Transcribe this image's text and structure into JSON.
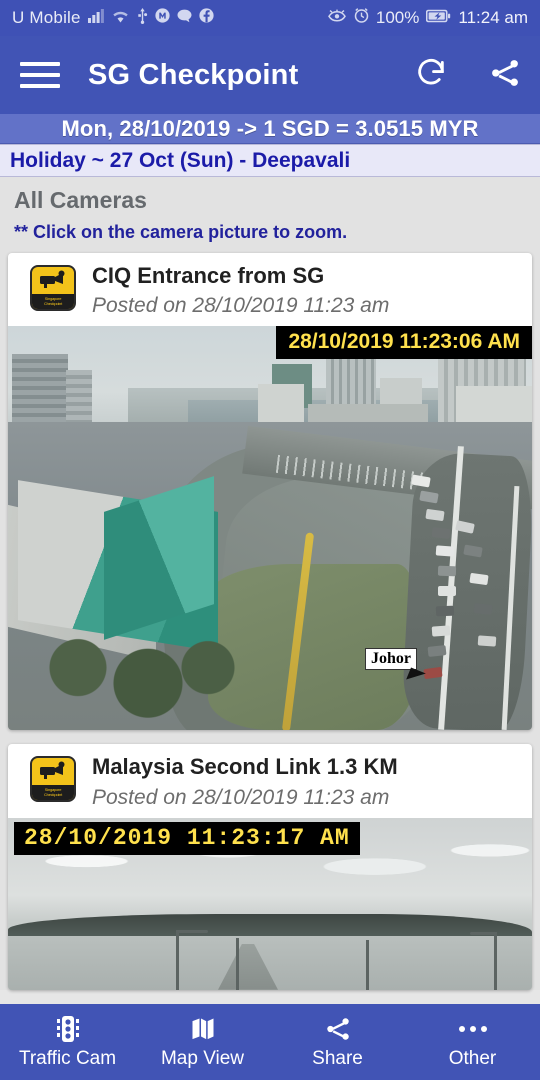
{
  "status_bar": {
    "carrier": "U Mobile",
    "battery_percent": "100%",
    "time": "11:24 am",
    "icons": [
      "signal-bars-icon",
      "wifi-icon",
      "usb-icon",
      "circle-m-icon",
      "messages-icon",
      "facebook-icon",
      "eye-comfort-icon",
      "alarm-clock-icon",
      "battery-charging-icon"
    ]
  },
  "app_bar": {
    "title": "SG Checkpoint",
    "menu_icon": "hamburger-menu-icon",
    "refresh_icon": "refresh-icon",
    "share_icon": "share-icon"
  },
  "rate_banner": {
    "text": "Mon, 28/10/2019 -> 1 SGD = 3.0515 MYR"
  },
  "holiday_banner": {
    "text": "Holiday ~ 27 Oct (Sun) - Deepavali"
  },
  "content": {
    "section_title": "All Cameras",
    "hint": "** Click on the camera picture to zoom."
  },
  "cameras": [
    {
      "name": "CIQ Entrance from SG",
      "posted": "Posted on 28/10/2019 11:23 am",
      "timestamp": "28/10/2019 11:23:06 AM",
      "logo_line1": "Singapore",
      "logo_line2": "Checkpoint",
      "annotation": "Johor"
    },
    {
      "name": "Malaysia Second Link 1.3 KM",
      "posted": "Posted on 28/10/2019 11:23 am",
      "timestamp": "28/10/2019 11:23:17 AM",
      "logo_line1": "Singapore",
      "logo_line2": "Checkpoint"
    }
  ],
  "bottom_nav": [
    {
      "label": "Traffic Cam",
      "icon": "traffic-light-icon"
    },
    {
      "label": "Map View",
      "icon": "map-icon"
    },
    {
      "label": "Share",
      "icon": "share-icon"
    },
    {
      "label": "Other",
      "icon": "ellipsis-icon"
    }
  ],
  "colors": {
    "app_bar": "#4154b5",
    "status_bar": "#3f51b5",
    "rate_banner": "#6272c8",
    "holiday_text": "#1b1ba8",
    "timestamp_text": "#ffe14d",
    "page_bg": "#e2e2e2"
  }
}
..........
-- SET TASK --
Quote each entry above verbatim and drop the pictures.

-- RESPONSE --
Transcribe this image's text and structure into JSON.
{
  "status_bar": {
    "carrier": "U Mobile",
    "battery_percent": "100%",
    "time": "11:24 am",
    "icons": [
      "signal-bars-icon",
      "wifi-icon",
      "usb-icon",
      "circle-m-icon",
      "messages-icon",
      "facebook-icon",
      "eye-comfort-icon",
      "alarm-clock-icon",
      "battery-charging-icon"
    ]
  },
  "app_bar": {
    "title": "SG Checkpoint",
    "menu_icon": "hamburger-menu-icon",
    "refresh_icon": "refresh-icon",
    "share_icon": "share-icon"
  },
  "rate_banner": {
    "text": "Mon, 28/10/2019 -> 1 SGD = 3.0515 MYR"
  },
  "holiday_banner": {
    "text": "Holiday ~ 27 Oct (Sun) - Deepavali"
  },
  "content": {
    "section_title": "All Cameras",
    "hint": "** Click on the camera picture to zoom."
  },
  "cameras": [
    {
      "name": "CIQ Entrance from SG",
      "posted": "Posted on 28/10/2019 11:23 am",
      "timestamp": "28/10/2019 11:23:06 AM",
      "logo_line1": "Singapore",
      "logo_line2": "Checkpoint",
      "annotation": "Johor"
    },
    {
      "name": "Malaysia Second Link 1.3 KM",
      "posted": "Posted on 28/10/2019 11:23 am",
      "timestamp": "28/10/2019 11:23:17 AM",
      "logo_line1": "Singapore",
      "logo_line2": "Checkpoint"
    }
  ],
  "bottom_nav": [
    {
      "label": "Traffic Cam",
      "icon": "traffic-light-icon"
    },
    {
      "label": "Map View",
      "icon": "map-icon"
    },
    {
      "label": "Share",
      "icon": "share-icon"
    },
    {
      "label": "Other",
      "icon": "ellipsis-icon"
    }
  ],
  "colors": {
    "app_bar": "#4154b5",
    "status_bar": "#3f51b5",
    "rate_banner": "#6272c8",
    "holiday_text": "#1b1ba8",
    "timestamp_text": "#ffe14d",
    "page_bg": "#e2e2e2"
  }
}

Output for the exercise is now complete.